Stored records
○ ○ ○ ○ ○ ○ ○

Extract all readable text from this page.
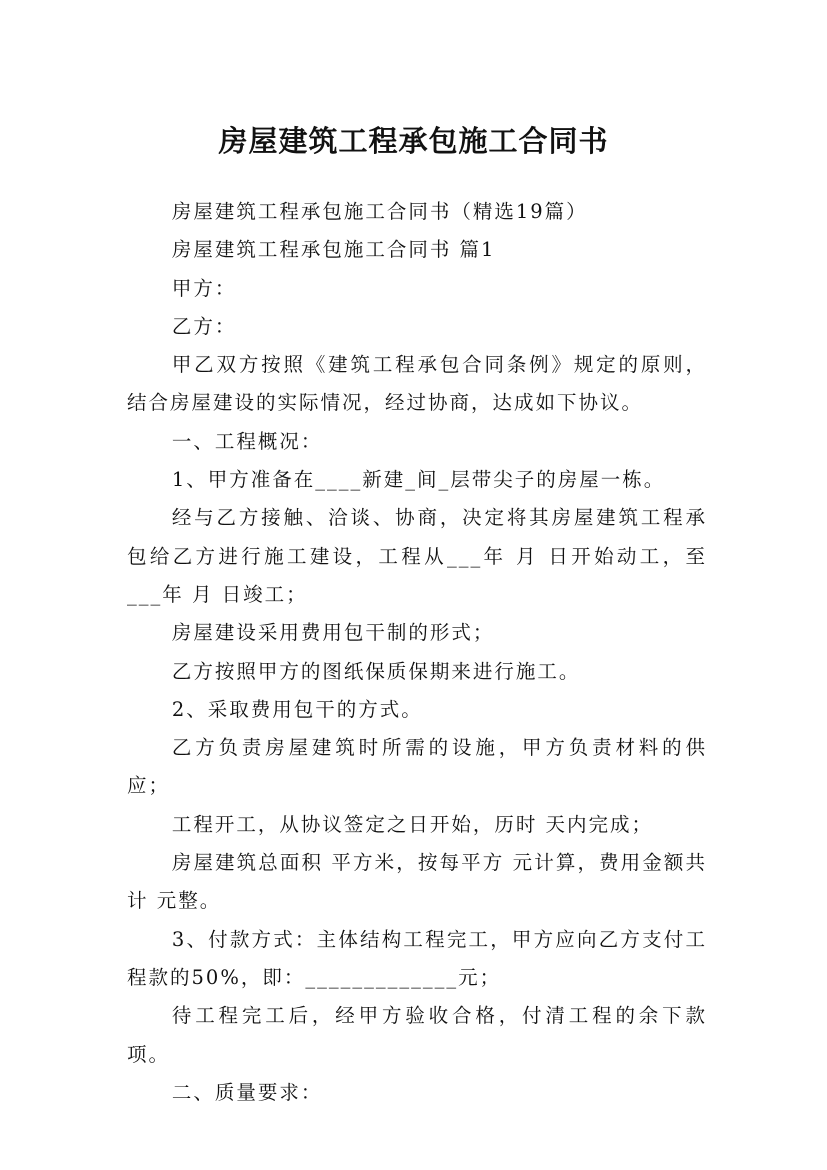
房屋建筑工程承包施工合同书

房屋建筑工程承包施工合同书（精选19篇）

房屋建筑工程承包施工合同书 篇1

甲方：

乙方：

甲乙双方按照《建筑工程承包合同条例》规定的原则，结合房屋建设的实际情况，经过协商，达成如下协议。

一、工程概况：

1、甲方准备在____新建_间_层带尖子的房屋一栋。

经与乙方接触、洽谈、协商，决定将其房屋建筑工程承包给乙方进行施工建设，工程从___年 月 日开始动工，至___年 月 日竣工；

房屋建设采用费用包干制的形式；

乙方按照甲方的图纸保质保期来进行施工。

2、采取费用包干的方式。

乙方负责房屋建筑时所需的设施，甲方负责材料的供应；

工程开工，从协议签定之日开始，历时 天内完成；

房屋建筑总面积 平方米，按每平方 元计算，费用金额共计 元整。

3、付款方式：主体结构工程完工，甲方应向乙方支付工程款的50%，即：_____________元；

待工程完工后，经甲方验收合格，付清工程的余下款项。

二、质量要求：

○ ○ ○ ○ ○ ○ ○

## [Stated exercise]
Leave out the pictures and restate everything else word for word.

## [Output of the task]
Extract all readable text from this page.
房屋建筑工程承包施工合同书

房屋建筑工程承包施工合同书（精选19篇）

房屋建筑工程承包施工合同书 篇1

甲方：

乙方：

甲乙双方按照《建筑工程承包合同条例》规定的原则，结合房屋建设的实际情况，经过协商，达成如下协议。

一、工程概况：

1、甲方准备在____新建_间_层带尖子的房屋一栋。

经与乙方接触、洽谈、协商，决定将其房屋建筑工程承包给乙方进行施工建设，工程从___年 月 日开始动工，至___年 月 日竣工；

房屋建设采用费用包干制的形式；

乙方按照甲方的图纸保质保期来进行施工。

2、采取费用包干的方式。

乙方负责房屋建筑时所需的设施，甲方负责材料的供应；

工程开工，从协议签定之日开始，历时 天内完成；

房屋建筑总面积 平方米，按每平方 元计算，费用金额共计 元整。

3、付款方式：主体结构工程完工，甲方应向乙方支付工程款的50%，即：_____________元；

待工程完工后，经甲方验收合格，付清工程的余下款项。

二、质量要求：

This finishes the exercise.